-------- Input data
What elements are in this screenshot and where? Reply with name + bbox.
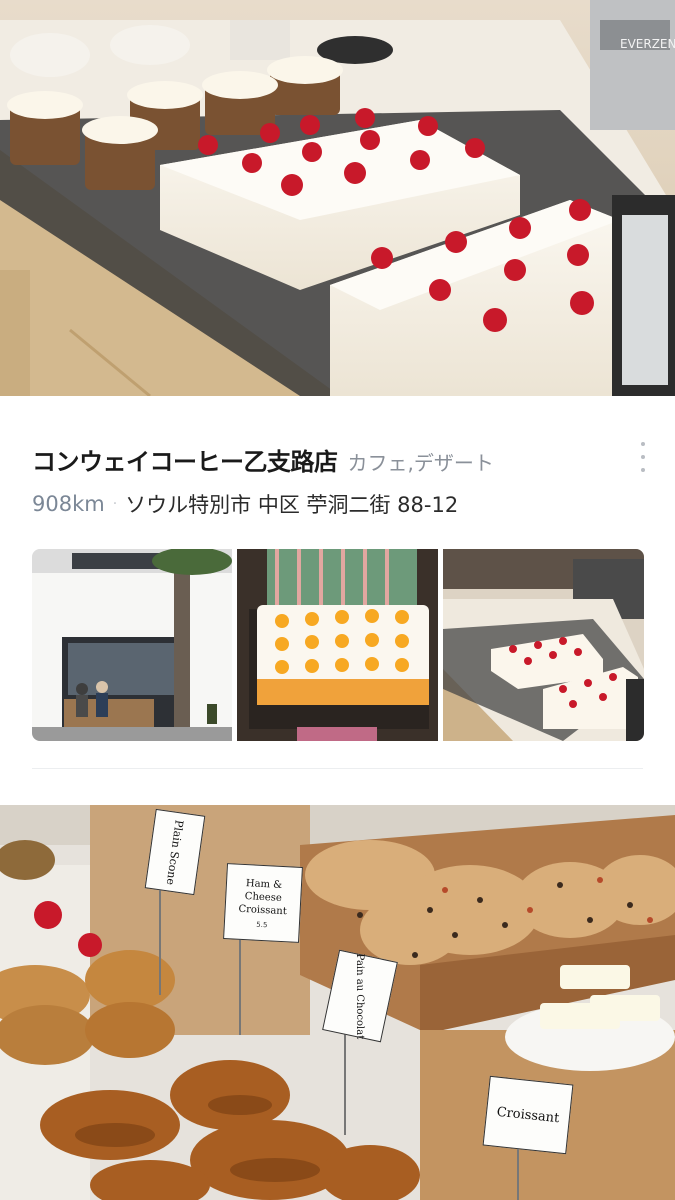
- label-ham-cheese-croissant: Ham & Cheese Croissant 5.5: [223, 863, 303, 943]
- hero-brand-text: EVERZEN: [620, 37, 675, 51]
- label-pain-au-chocolat-text: Pain au Chocolat: [354, 953, 366, 1039]
- distance: 908km: [32, 492, 105, 516]
- more-vertical-icon[interactable]: [635, 442, 651, 472]
- label-croissant-text: Croissant: [495, 1104, 561, 1126]
- bakery-photo[interactable]: Plain Scone Ham & Cheese Croissant 5.5 P…: [0, 805, 675, 1200]
- gallery-thumb-storefront[interactable]: [32, 549, 232, 741]
- label-ham-cheese-text: Ham & Cheese Croissant: [238, 877, 288, 917]
- label-ham-cheese-price: 5.5: [256, 920, 268, 929]
- address[interactable]: ソウル特別市 中区 苧洞二街 88-12: [125, 489, 458, 519]
- meta-row: 908km · ソウル特別市 中区 苧洞二街 88-12: [32, 489, 458, 519]
- place-category: カフェ,デザート: [347, 451, 494, 475]
- meta-separator: ·: [112, 496, 118, 512]
- photo-gallery: [32, 549, 644, 741]
- hero-photo[interactable]: EVERZEN: [0, 0, 675, 396]
- title-row: コンウェイコーヒー乙支路店 カフェ,デザート: [32, 442, 635, 477]
- label-croissant: Croissant: [482, 1075, 574, 1155]
- section-divider: [32, 768, 643, 769]
- gallery-thumb-mango-cake[interactable]: [237, 549, 438, 741]
- place-info-card: コンウェイコーヒー乙支路店 カフェ,デザート 908km · ソウル特別市 中区…: [0, 396, 675, 805]
- place-name[interactable]: コンウェイコーヒー乙支路店: [32, 442, 338, 477]
- gallery-thumb-cake-counter[interactable]: [443, 549, 644, 741]
- label-plain-scone-text: Plain Scone: [164, 818, 186, 886]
----------------
• [Your task]:
Substitute "EVERGREEN" for every occurrence of "EVERZEN" in the rows above and reproduce the lines with nothing else changed. Leave the pictures out.

• [Output of the exercise]:
What elements are in this screenshot and where? Reply with name + bbox.
- label-ham-cheese-croissant: Ham & Cheese Croissant 5.5: [223, 863, 303, 943]
- hero-brand-text: EVERGREEN: [620, 37, 675, 51]
- label-pain-au-chocolat-text: Pain au Chocolat: [354, 953, 366, 1039]
- distance: 908km: [32, 492, 105, 516]
- more-vertical-icon[interactable]: [635, 442, 651, 472]
- label-croissant-text: Croissant: [495, 1104, 561, 1126]
- bakery-photo[interactable]: Plain Scone Ham & Cheese Croissant 5.5 P…: [0, 805, 675, 1200]
- gallery-thumb-storefront[interactable]: [32, 549, 232, 741]
- label-ham-cheese-text: Ham & Cheese Croissant: [238, 877, 288, 917]
- label-ham-cheese-price: 5.5: [256, 920, 268, 929]
- address[interactable]: ソウル特別市 中区 苧洞二街 88-12: [125, 489, 458, 519]
- meta-row: 908km · ソウル特別市 中区 苧洞二街 88-12: [32, 489, 458, 519]
- place-category: カフェ,デザート: [347, 451, 494, 475]
- meta-separator: ·: [112, 496, 118, 512]
- photo-gallery: [32, 549, 644, 741]
- hero-photo[interactable]: EVERGREEN: [0, 0, 675, 396]
- title-row: コンウェイコーヒー乙支路店 カフェ,デザート: [32, 442, 635, 477]
- label-croissant: Croissant: [482, 1075, 574, 1155]
- section-divider: [32, 768, 643, 769]
- gallery-thumb-mango-cake[interactable]: [237, 549, 438, 741]
- place-info-card: コンウェイコーヒー乙支路店 カフェ,デザート 908km · ソウル特別市 中区…: [0, 396, 675, 805]
- place-name[interactable]: コンウェイコーヒー乙支路店: [32, 442, 338, 477]
- gallery-thumb-cake-counter[interactable]: [443, 549, 644, 741]
- label-plain-scone-text: Plain Scone: [164, 818, 186, 886]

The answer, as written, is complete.